Go through the listing below and gather every line with the word "firefighting".

════════════════

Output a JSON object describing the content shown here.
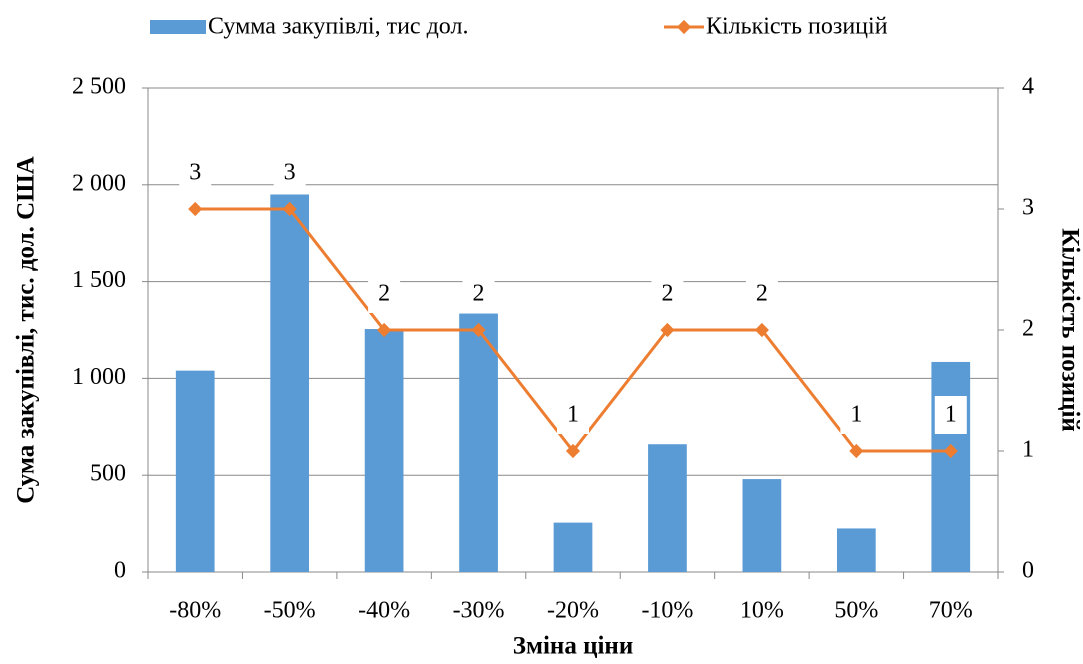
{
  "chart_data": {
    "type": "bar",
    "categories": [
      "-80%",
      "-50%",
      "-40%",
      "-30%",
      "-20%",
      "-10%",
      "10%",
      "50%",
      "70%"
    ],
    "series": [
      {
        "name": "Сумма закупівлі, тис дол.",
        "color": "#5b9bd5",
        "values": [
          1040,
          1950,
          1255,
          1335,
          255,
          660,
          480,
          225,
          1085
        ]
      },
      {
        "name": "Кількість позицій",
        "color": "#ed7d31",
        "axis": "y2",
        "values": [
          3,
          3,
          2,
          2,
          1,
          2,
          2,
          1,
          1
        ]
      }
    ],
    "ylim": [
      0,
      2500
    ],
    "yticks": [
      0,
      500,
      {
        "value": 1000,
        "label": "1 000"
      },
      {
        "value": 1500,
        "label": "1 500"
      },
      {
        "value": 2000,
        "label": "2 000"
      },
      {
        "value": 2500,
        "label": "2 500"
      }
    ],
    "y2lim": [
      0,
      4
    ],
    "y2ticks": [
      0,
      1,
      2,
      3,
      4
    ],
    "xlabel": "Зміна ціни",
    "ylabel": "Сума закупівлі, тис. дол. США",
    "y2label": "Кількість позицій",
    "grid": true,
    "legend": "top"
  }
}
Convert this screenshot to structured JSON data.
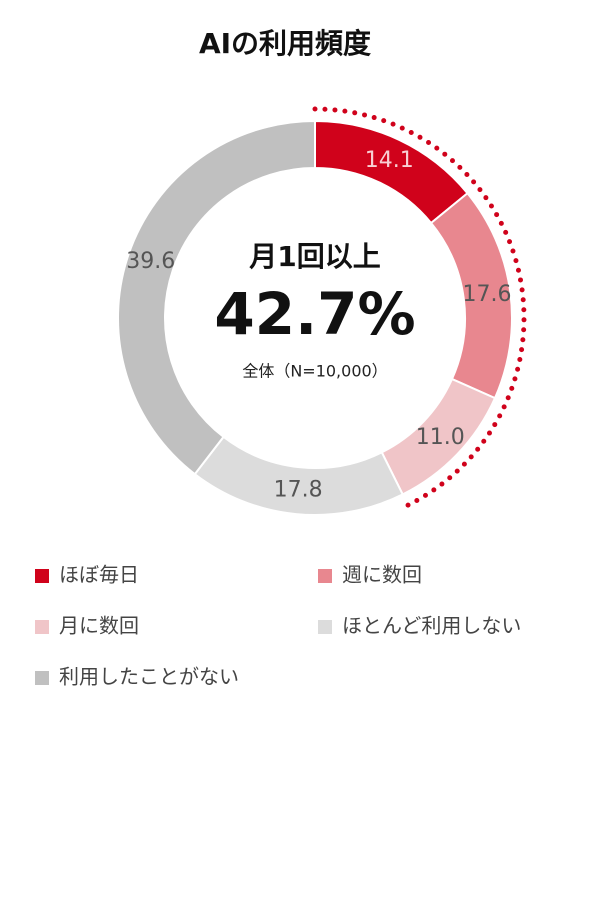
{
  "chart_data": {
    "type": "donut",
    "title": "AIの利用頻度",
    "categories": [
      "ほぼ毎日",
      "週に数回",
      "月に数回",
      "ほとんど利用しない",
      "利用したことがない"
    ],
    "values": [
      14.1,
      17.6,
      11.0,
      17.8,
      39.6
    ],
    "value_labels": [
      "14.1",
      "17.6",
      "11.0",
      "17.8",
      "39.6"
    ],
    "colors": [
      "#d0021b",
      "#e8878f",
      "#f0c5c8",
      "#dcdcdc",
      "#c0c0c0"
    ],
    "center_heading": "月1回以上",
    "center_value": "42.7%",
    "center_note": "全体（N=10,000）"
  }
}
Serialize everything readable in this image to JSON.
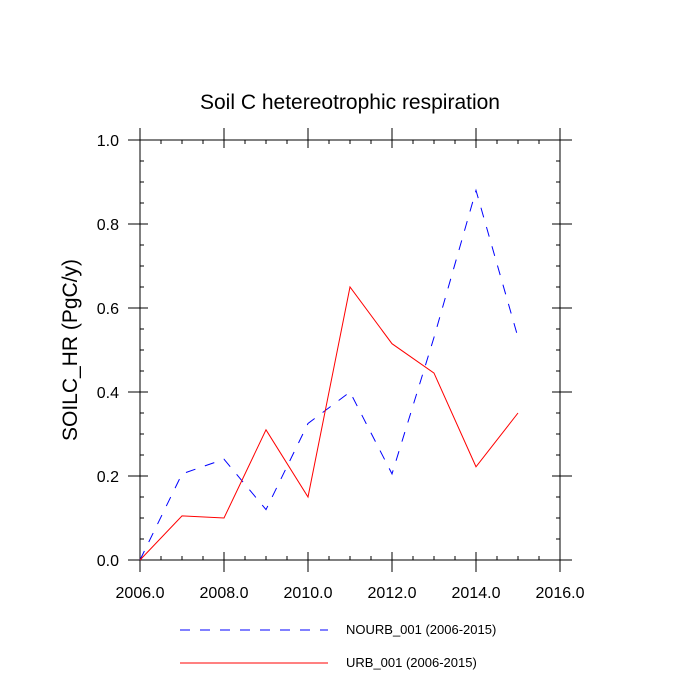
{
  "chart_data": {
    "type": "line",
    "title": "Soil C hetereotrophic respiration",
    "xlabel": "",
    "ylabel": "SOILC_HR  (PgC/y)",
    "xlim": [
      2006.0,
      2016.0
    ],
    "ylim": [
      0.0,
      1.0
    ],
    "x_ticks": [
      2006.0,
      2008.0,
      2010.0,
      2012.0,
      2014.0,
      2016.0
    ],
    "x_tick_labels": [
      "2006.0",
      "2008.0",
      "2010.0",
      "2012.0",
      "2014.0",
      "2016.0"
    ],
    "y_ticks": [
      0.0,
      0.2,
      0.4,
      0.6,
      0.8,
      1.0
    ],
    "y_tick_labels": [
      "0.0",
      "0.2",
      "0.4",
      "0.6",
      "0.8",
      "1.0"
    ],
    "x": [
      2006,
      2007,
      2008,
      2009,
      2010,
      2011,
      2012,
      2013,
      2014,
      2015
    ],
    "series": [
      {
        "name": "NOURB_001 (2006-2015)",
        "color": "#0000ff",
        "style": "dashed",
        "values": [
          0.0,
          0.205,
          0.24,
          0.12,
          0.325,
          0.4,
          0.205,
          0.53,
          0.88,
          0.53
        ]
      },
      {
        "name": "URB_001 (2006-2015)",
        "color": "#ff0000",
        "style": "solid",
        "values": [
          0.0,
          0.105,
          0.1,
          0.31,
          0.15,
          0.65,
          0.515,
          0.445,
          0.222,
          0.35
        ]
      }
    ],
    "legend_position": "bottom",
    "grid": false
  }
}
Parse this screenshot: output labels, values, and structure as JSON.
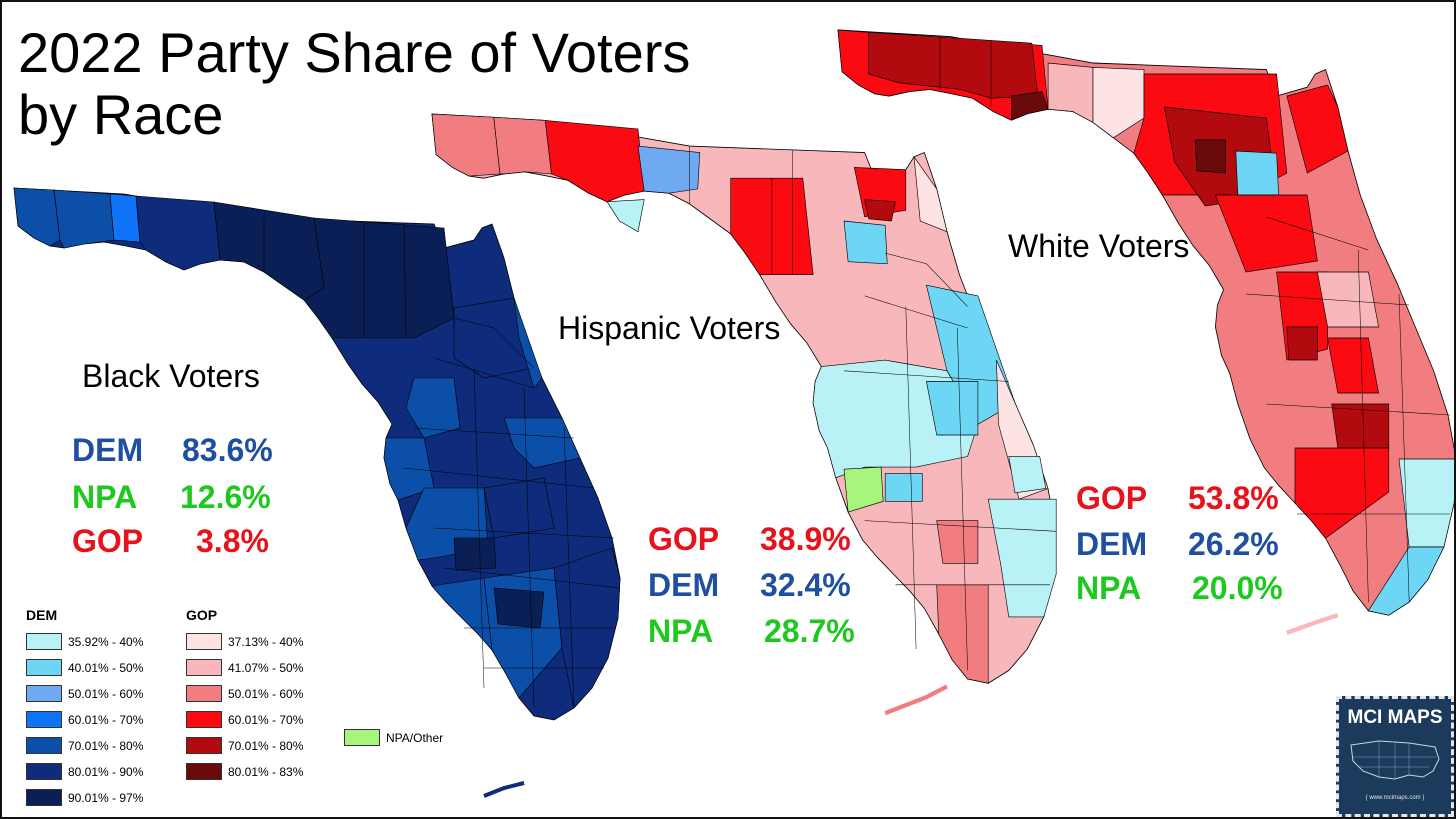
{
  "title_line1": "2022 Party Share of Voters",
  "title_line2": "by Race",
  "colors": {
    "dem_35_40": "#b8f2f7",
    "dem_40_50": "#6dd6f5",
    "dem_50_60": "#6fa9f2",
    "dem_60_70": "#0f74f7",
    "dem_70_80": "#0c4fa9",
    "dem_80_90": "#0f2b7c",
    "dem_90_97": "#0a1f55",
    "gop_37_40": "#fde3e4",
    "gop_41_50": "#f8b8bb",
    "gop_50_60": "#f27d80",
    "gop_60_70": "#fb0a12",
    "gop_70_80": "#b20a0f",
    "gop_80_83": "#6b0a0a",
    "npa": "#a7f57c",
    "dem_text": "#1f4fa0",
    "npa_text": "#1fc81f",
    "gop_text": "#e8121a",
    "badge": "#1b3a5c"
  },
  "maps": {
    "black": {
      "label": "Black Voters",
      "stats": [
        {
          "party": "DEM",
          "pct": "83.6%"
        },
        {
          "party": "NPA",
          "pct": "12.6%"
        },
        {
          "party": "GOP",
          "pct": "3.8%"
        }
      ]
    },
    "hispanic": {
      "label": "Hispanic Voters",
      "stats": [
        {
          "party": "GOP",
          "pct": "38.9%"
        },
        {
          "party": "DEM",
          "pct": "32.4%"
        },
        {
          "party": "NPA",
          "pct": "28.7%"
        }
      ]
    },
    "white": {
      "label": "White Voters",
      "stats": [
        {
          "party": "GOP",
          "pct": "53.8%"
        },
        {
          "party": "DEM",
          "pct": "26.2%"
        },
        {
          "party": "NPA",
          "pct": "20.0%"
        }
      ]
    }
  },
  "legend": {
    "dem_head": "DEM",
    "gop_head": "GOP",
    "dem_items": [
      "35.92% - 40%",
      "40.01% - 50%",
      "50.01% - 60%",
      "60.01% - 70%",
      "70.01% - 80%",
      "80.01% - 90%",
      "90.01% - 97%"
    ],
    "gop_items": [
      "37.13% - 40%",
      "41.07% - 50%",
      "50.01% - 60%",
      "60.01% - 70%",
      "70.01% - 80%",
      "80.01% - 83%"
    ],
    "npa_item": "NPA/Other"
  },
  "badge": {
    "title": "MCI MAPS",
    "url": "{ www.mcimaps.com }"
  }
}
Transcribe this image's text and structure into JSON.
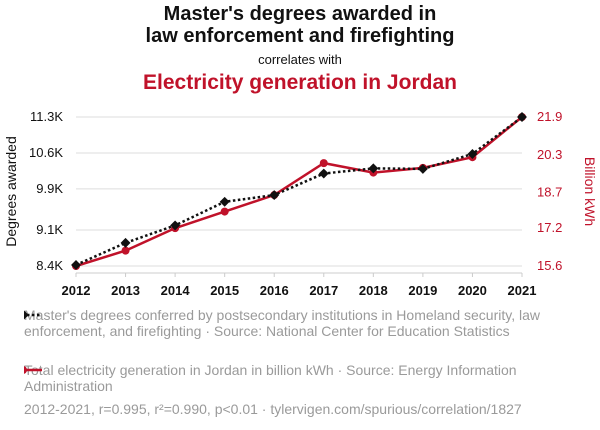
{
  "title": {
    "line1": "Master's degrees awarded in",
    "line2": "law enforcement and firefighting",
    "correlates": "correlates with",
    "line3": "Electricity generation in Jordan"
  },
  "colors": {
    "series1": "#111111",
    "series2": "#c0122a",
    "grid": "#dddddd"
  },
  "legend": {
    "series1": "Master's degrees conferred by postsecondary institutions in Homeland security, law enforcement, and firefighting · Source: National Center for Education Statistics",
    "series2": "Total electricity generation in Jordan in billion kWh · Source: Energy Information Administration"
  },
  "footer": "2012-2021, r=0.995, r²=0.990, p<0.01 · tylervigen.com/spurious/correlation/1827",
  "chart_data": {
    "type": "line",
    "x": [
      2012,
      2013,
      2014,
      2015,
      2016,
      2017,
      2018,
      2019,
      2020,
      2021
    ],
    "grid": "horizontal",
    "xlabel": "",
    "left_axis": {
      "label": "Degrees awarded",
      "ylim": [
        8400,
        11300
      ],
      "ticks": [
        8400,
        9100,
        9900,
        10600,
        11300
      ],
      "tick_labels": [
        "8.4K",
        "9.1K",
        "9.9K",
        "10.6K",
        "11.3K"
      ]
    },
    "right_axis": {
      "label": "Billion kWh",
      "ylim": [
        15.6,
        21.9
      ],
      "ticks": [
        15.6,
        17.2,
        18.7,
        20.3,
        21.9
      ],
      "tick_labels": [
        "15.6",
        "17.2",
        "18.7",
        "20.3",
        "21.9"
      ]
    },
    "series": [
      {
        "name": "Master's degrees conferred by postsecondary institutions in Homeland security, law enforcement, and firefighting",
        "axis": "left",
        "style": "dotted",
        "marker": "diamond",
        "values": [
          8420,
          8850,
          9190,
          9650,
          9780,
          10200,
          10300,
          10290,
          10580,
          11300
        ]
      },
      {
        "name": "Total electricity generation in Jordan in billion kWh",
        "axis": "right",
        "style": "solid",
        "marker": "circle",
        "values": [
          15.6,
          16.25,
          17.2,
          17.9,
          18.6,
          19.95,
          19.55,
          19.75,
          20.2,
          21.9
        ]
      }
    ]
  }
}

════════════════

*The solution:*
    "line2": "law enforcement and firefighting",
    "series1": "Master's degrees conferred by postsecondary institutions in Homeland security, law enforcement, and firefighting · Source: National Center for Education Statistics",
        "name": "Master's degrees conferred by postsecondary institutions in Homeland security, law enforcement, and firefighting",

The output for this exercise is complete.